* Problem statement
Show every line below where "this" can be found.

* Entries
** Begin **
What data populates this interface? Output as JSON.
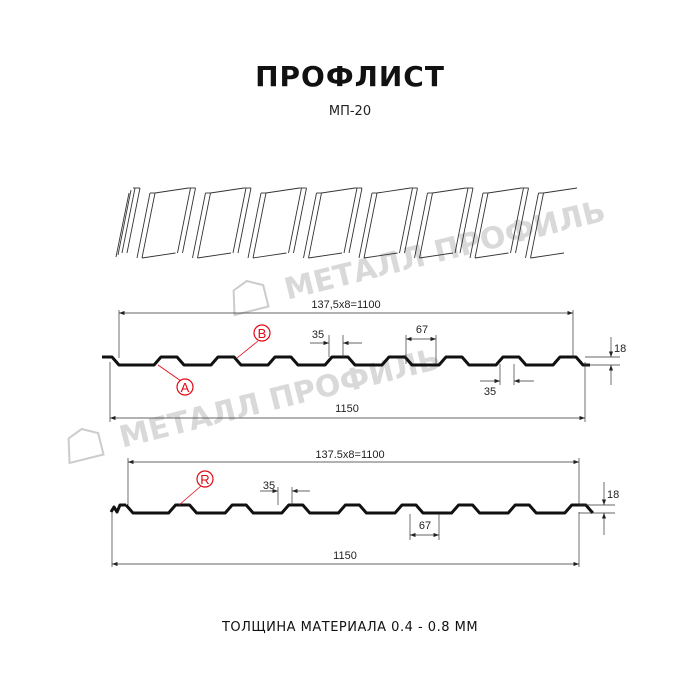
** End **
** Begin **
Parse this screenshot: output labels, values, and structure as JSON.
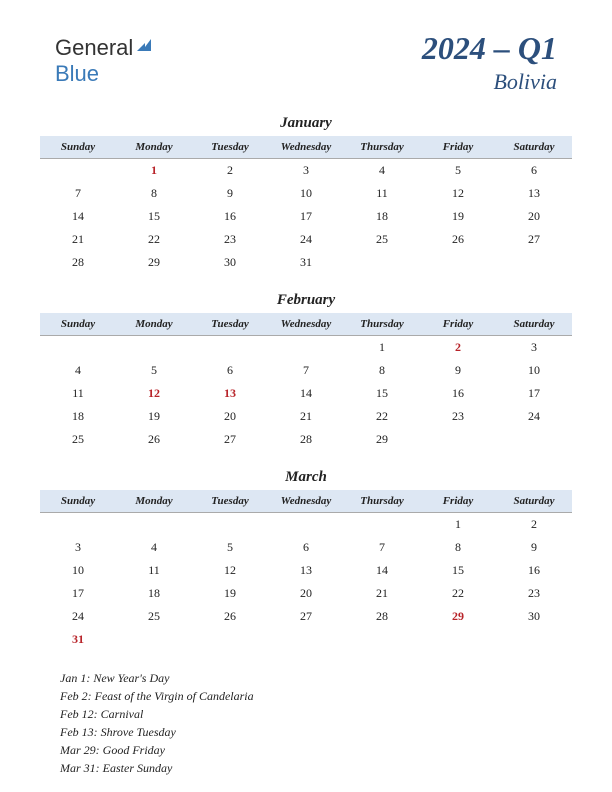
** End **
** Begin **
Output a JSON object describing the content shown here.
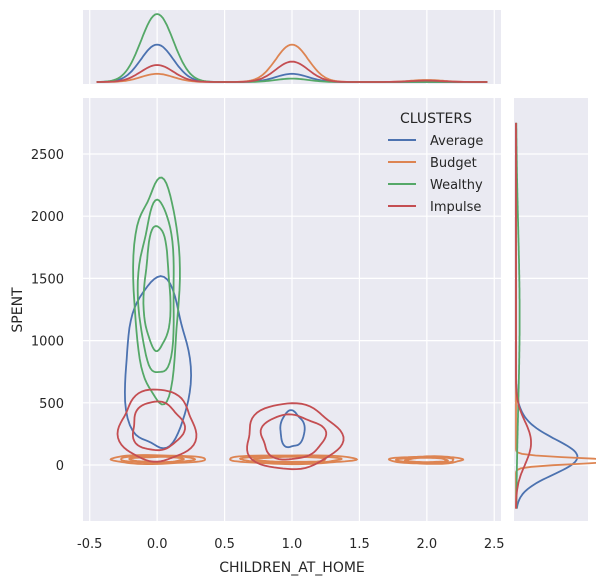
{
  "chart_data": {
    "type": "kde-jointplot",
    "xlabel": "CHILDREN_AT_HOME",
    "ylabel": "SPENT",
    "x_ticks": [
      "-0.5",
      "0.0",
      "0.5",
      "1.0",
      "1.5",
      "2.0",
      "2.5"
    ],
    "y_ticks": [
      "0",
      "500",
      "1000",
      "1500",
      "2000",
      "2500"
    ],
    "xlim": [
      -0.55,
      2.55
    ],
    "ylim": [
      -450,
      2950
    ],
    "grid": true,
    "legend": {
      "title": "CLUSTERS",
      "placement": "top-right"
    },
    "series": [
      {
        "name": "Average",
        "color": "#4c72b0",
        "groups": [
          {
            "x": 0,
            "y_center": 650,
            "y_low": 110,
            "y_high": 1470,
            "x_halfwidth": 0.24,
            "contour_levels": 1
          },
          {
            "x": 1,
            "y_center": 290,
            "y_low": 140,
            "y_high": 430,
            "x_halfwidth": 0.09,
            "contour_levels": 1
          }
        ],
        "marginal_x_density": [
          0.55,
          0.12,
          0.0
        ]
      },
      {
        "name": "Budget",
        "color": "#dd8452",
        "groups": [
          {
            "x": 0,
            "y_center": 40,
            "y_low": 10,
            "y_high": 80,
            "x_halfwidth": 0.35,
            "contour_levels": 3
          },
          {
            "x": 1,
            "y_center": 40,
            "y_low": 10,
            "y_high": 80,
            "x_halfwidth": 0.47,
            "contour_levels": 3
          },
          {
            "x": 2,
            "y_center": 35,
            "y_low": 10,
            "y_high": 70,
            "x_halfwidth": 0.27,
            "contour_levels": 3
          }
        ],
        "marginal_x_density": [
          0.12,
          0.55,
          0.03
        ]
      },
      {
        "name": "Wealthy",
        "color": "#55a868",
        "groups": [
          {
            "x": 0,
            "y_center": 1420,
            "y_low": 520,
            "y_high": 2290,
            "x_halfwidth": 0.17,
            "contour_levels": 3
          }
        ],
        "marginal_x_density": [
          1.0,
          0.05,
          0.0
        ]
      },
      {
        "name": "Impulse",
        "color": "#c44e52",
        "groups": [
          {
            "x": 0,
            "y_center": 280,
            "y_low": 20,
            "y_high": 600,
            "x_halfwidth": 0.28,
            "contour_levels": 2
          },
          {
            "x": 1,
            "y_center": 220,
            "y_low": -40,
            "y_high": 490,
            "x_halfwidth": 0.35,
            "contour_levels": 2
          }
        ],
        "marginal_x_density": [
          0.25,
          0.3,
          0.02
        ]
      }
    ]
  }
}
** End **
* Complete response
What data populates this interface? Output as JSON.
Parse this screenshot: output labels, values, and structure as JSON.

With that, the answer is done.